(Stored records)
>> start

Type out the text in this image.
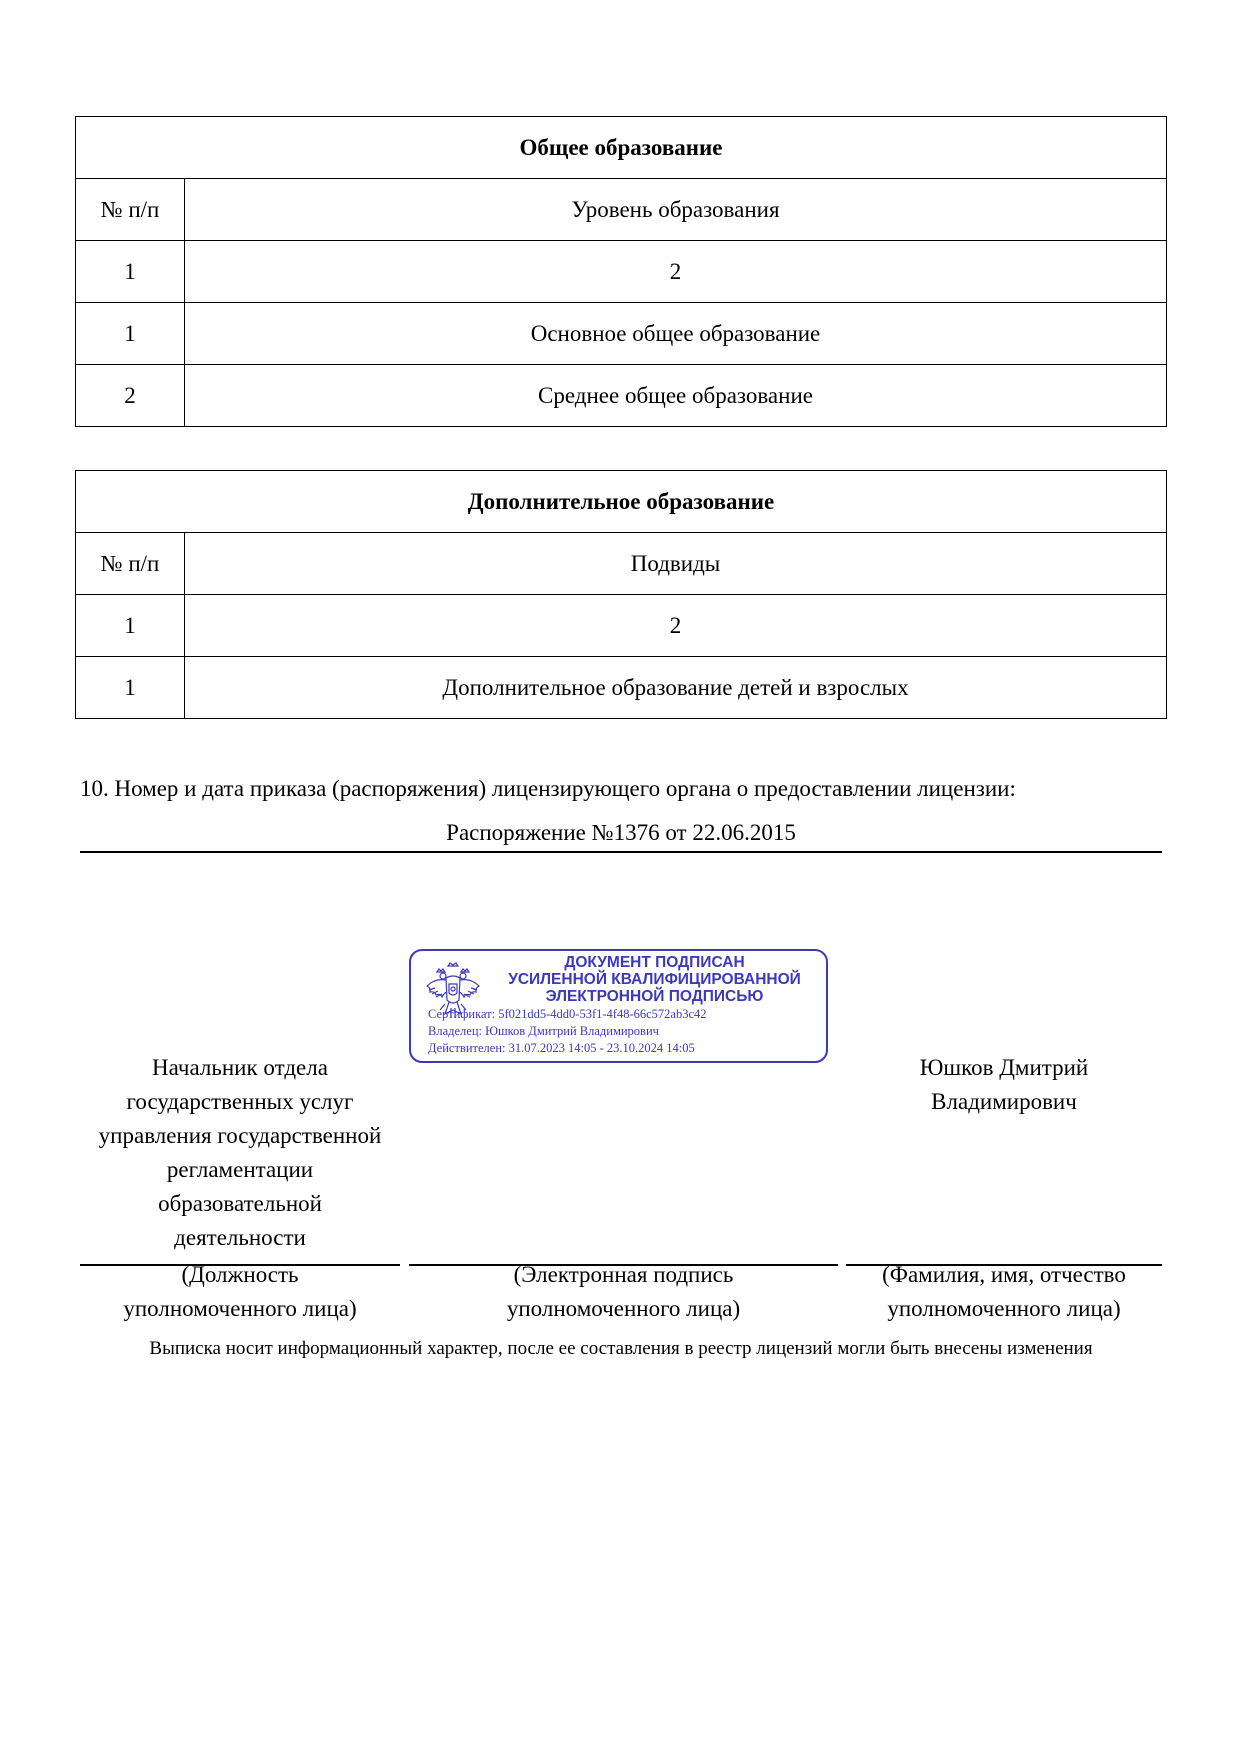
Общее образование	
№ п/п	Уровень образования
1	2
1	Основное общее образование
2	Среднее общее образование
Дополнительное образование	
№ п/п	Подвиды
1	2
1	Дополнительное образование детей и взрослых
10. Номер и дата приказа (распоряжения) лицензирующего органа о предоставлении лицензии:
Распоряжение №1376 от 22.06.2015
ДОКУМЕНТ ПОДПИСАН
УСИЛЕННОЙ КВАЛИФИЦИРОВАННОЙ
ЭЛЕКТРОННОЙ ПОДПИСЬЮ
Сертификат: 5f021dd5-4dd0-53f1-4f48-66c572ab3c42
Владелец: Юшков Дмитрий Владимирович
Действителен: 31.07.2023 14:05 - 23.10.2024 14:05
Начальник отдела
государственных услуг
управления государственной
регламентации
образовательной
деятельности
Юшков Дмитрий
Владимирович
(Должность
уполномоченного лица)
(Электронная подпись
уполномоченного лица)
(Фамилия, имя, отчество
уполномоченного лица)
Выписка носит информационный характер, после ее составления в реестр лицензий могли быть внесены изменения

>> end

Given request
Check each line of the records for the word "Владимирович" and extract those that contain it.

Exercise answer
Владелец: Юшков Дмитрий Владимирович
Владимирович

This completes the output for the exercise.